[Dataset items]
┄┄┄┄┄┄┄┄┄┄┄┄┄┄┄┄┄┄┄┄
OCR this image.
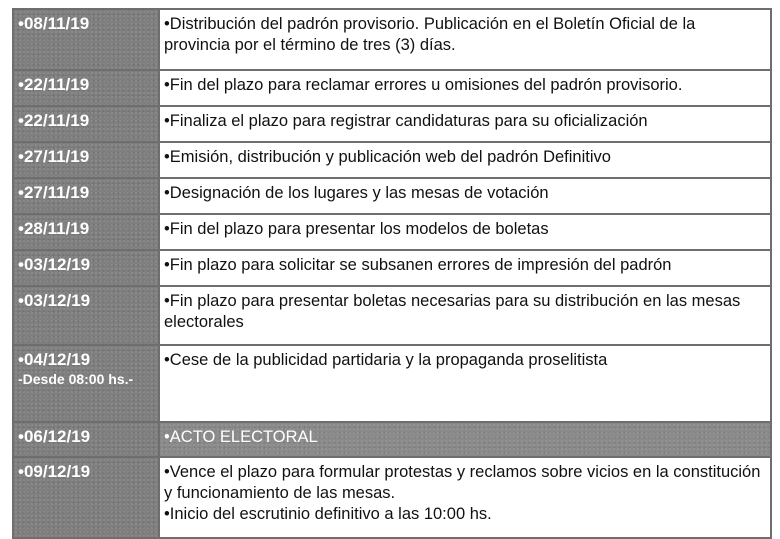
•08/11/19	•Distribución del padrón provisorio. Publicación en el Boletín Oficial de la provincia por el término de tres (3) días.

•22/11/19	•Fin del plazo para reclamar errores u omisiones del padrón provisorio.

•22/11/19	•Finaliza el plazo para registrar candidaturas para su oficialización

•27/11/19	•Emisión, distribución y publicación web del padrón Definitivo

•27/11/19	•Designación de los lugares y las mesas de votación

•28/11/19	•Fin del plazo para presentar los modelos de boletas

•03/12/19	•Fin plazo para solicitar se subsanen errores de impresión del padrón

•03/12/19	•Fin plazo para presentar boletas necesarias para su distribución en las mesas electorales

•04/12/19
-Desde 08:00 hs.-	•Cese de la publicidad partidaria y la propaganda proselitista

•06/12/19	•ACTO ELECTORAL

•09/12/19	•Vence el plazo para formular protestas y reclamos sobre vicios en la constitución y funcionamiento de las mesas.
•Inicio del escrutinio definitivo a las 10:00 hs.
┄┄┄┄┄┄┄┄┄┄┄┄┄┄┄┄┄┄┄┄
## EXERCISE AIM
Repeat each entry above word for word, leaving every picture out.

## TASK RESULT
OCR this image.
•08/11/19	•Distribución del padrón provisorio. Publicación en el Boletín Oficial de la provincia por el término de tres (3) días.

•22/11/19	•Fin del plazo para reclamar errores u omisiones del padrón provisorio.

•22/11/19	•Finaliza el plazo para registrar candidaturas para su oficialización

•27/11/19	•Emisión, distribución y publicación web del padrón Definitivo

•27/11/19	•Designación de los lugares y las mesas de votación

•28/11/19	•Fin del plazo para presentar los modelos de boletas

•03/12/19	•Fin plazo para solicitar se subsanen errores de impresión del padrón

•03/12/19	•Fin plazo para presentar boletas necesarias para su distribución en las mesas electorales

•04/12/19
-Desde 08:00 hs.-	•Cese de la publicidad partidaria y la propaganda proselitista

•06/12/19	•ACTO ELECTORAL

•09/12/19	•Vence el plazo para formular protestas y reclamos sobre vicios en la constitución y funcionamiento de las mesas.
•Inicio del escrutinio definitivo a las 10:00 hs.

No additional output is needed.